## Exercise requirements:
Find the lines below holding the word "importante" and copy each of them.

## Exercise inputs:
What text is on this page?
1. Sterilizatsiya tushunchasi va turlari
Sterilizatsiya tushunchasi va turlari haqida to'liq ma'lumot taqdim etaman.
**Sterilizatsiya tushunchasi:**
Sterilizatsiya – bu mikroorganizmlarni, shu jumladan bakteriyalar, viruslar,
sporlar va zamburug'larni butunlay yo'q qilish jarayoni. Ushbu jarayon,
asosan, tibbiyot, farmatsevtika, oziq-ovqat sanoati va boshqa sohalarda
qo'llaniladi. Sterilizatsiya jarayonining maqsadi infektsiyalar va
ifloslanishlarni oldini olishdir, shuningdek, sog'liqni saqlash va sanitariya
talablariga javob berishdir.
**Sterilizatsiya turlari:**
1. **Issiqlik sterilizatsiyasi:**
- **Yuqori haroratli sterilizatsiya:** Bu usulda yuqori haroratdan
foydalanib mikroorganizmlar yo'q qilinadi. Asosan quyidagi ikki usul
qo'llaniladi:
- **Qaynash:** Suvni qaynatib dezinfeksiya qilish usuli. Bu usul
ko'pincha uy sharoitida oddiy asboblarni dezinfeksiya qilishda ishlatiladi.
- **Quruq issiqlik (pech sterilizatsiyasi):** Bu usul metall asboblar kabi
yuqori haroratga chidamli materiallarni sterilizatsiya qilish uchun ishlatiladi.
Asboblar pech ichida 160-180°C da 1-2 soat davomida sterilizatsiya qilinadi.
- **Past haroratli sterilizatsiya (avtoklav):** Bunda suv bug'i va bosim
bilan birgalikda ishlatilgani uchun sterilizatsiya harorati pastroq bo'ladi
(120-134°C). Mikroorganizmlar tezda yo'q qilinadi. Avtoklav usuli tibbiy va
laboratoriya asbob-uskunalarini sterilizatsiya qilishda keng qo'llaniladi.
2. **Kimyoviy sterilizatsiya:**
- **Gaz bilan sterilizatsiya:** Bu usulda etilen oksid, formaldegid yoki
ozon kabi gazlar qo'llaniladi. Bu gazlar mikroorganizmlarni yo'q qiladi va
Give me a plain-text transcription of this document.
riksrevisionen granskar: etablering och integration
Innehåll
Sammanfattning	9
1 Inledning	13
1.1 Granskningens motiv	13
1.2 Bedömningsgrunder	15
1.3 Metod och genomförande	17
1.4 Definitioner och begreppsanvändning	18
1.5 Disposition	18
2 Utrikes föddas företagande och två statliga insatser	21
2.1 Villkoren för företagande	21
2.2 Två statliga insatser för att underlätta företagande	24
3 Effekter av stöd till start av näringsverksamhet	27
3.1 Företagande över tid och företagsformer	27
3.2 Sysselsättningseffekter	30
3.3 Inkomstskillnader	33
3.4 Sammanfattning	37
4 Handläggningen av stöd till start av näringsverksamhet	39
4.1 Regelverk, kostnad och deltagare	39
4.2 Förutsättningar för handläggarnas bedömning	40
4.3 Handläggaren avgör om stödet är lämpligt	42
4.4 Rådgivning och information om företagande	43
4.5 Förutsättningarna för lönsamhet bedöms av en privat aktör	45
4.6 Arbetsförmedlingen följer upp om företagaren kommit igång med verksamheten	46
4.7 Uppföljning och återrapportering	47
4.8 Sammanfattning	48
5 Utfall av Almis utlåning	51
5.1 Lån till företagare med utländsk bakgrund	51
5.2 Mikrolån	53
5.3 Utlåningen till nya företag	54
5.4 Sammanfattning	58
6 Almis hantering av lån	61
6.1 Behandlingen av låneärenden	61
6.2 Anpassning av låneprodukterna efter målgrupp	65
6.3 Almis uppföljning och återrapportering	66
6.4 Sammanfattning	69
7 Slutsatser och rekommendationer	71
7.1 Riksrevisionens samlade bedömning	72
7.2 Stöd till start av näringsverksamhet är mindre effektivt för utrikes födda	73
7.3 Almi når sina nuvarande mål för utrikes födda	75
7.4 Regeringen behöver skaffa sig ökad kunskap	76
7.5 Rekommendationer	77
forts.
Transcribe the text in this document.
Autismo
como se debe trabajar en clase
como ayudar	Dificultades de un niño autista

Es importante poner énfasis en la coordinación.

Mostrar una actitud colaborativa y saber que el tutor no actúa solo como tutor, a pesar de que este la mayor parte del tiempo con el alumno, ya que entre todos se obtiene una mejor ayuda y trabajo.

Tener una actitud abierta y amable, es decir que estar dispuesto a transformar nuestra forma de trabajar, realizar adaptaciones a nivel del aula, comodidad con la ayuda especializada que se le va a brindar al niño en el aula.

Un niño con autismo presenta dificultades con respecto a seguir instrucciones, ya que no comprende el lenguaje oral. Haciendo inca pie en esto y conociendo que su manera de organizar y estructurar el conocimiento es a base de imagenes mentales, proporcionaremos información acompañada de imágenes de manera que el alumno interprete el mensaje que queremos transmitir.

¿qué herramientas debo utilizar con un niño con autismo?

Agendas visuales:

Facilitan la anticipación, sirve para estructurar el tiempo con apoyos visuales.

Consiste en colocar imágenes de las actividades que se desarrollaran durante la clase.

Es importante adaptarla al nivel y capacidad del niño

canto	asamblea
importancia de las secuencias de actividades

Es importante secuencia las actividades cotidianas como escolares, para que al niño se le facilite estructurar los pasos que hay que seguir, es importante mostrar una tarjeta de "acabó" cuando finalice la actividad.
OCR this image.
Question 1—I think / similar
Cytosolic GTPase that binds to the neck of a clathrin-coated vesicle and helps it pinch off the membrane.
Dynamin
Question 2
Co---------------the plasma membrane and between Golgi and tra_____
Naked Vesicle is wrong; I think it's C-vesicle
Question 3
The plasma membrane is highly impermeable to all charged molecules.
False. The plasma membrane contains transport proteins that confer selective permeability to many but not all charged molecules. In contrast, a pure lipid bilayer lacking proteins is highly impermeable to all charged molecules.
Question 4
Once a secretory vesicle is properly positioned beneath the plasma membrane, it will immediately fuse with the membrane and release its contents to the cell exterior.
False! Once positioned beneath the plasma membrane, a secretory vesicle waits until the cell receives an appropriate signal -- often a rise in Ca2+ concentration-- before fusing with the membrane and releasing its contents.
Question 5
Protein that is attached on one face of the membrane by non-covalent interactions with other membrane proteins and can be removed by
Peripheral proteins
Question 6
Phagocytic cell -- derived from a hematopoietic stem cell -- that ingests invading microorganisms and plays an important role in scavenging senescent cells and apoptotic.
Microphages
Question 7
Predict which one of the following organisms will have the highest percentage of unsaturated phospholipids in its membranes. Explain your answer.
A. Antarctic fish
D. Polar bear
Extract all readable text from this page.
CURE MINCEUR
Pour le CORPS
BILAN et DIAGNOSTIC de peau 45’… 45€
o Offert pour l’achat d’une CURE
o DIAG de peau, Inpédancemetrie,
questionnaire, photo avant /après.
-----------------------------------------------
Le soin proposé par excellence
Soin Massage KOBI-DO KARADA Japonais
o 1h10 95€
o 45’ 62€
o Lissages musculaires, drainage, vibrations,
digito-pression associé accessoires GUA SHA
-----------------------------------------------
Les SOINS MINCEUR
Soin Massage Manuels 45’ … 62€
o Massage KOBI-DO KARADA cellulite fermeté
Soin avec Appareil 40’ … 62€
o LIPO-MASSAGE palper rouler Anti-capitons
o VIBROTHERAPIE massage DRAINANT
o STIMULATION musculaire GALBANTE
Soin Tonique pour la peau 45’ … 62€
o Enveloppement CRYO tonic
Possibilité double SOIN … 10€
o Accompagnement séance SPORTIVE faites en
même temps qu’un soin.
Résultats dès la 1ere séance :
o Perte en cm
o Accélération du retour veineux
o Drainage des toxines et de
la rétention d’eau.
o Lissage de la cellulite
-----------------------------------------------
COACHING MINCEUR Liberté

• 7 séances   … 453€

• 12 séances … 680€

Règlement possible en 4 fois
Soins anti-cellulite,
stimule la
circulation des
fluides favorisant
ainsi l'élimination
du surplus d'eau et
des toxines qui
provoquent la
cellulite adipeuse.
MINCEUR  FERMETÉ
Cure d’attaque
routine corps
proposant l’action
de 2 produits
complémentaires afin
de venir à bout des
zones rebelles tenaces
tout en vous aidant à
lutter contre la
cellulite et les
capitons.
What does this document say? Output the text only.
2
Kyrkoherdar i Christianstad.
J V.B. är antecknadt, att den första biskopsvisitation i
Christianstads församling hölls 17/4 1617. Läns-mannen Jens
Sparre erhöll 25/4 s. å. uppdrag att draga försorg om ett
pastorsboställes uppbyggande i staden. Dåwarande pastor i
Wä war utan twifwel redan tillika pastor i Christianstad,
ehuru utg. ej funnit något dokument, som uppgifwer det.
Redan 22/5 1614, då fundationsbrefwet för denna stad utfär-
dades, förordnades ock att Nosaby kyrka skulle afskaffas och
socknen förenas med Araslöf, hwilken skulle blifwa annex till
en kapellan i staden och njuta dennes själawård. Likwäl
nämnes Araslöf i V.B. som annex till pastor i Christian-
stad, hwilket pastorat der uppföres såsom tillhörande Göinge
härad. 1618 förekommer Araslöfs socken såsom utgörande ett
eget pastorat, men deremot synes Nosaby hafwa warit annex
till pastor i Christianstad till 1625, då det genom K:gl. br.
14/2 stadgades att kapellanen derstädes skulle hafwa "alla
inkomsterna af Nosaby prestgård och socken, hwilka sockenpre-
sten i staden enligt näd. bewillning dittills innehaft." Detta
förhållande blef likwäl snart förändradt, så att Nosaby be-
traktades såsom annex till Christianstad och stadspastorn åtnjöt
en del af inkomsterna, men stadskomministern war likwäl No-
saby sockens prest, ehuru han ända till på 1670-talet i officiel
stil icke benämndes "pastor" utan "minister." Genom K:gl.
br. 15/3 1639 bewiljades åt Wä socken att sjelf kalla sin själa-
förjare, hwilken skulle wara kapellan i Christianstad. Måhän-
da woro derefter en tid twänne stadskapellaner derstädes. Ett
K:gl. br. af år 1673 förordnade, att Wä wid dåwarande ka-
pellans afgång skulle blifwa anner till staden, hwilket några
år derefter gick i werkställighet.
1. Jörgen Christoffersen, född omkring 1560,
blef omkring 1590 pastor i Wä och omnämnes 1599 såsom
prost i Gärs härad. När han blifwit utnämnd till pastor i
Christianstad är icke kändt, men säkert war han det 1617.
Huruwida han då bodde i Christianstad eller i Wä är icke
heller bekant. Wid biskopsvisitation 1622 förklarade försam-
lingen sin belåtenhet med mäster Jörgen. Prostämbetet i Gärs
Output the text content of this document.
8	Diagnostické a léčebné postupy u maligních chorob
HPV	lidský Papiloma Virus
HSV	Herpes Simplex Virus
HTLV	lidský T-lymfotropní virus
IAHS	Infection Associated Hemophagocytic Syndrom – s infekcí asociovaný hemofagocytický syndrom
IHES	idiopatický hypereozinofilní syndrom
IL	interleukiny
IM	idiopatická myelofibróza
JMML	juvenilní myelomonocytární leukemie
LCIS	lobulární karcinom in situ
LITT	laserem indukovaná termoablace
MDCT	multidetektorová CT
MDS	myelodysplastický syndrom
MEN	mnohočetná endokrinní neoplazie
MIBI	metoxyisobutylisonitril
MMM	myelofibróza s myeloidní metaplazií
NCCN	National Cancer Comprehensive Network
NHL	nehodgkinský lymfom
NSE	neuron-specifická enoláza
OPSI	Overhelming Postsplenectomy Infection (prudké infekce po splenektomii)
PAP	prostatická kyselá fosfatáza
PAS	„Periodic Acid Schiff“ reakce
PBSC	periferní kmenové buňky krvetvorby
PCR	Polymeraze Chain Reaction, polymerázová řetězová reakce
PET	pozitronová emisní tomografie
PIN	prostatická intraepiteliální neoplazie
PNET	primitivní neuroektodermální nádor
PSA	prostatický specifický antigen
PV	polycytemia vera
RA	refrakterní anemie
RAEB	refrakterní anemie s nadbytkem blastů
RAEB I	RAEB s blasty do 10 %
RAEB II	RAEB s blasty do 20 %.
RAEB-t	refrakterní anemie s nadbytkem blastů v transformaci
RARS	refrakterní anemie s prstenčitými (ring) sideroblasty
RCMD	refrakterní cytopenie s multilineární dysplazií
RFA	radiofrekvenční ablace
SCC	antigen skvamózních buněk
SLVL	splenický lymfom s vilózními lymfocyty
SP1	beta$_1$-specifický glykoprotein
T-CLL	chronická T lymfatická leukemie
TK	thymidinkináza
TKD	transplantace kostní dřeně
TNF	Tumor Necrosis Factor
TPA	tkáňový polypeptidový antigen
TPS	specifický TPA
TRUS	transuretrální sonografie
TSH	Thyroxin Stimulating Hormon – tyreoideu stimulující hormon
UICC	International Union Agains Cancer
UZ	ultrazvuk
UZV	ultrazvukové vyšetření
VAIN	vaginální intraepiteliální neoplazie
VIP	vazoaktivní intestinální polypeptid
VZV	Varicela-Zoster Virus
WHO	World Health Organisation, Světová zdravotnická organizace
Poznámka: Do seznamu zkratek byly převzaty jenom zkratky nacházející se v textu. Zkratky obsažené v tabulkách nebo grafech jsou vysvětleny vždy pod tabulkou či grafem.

## Response below:
Es importante poner énfasis en la coordinación.
Es importante adaptarla al nivel y capacidad del niño
Es importante secuencia las actividades cotidianas como escolares, para que al niño se le facilite estructurar los pasos que hay que seguir, es importante mostrar una tarjeta de "acabó" cuando finalice la actividad.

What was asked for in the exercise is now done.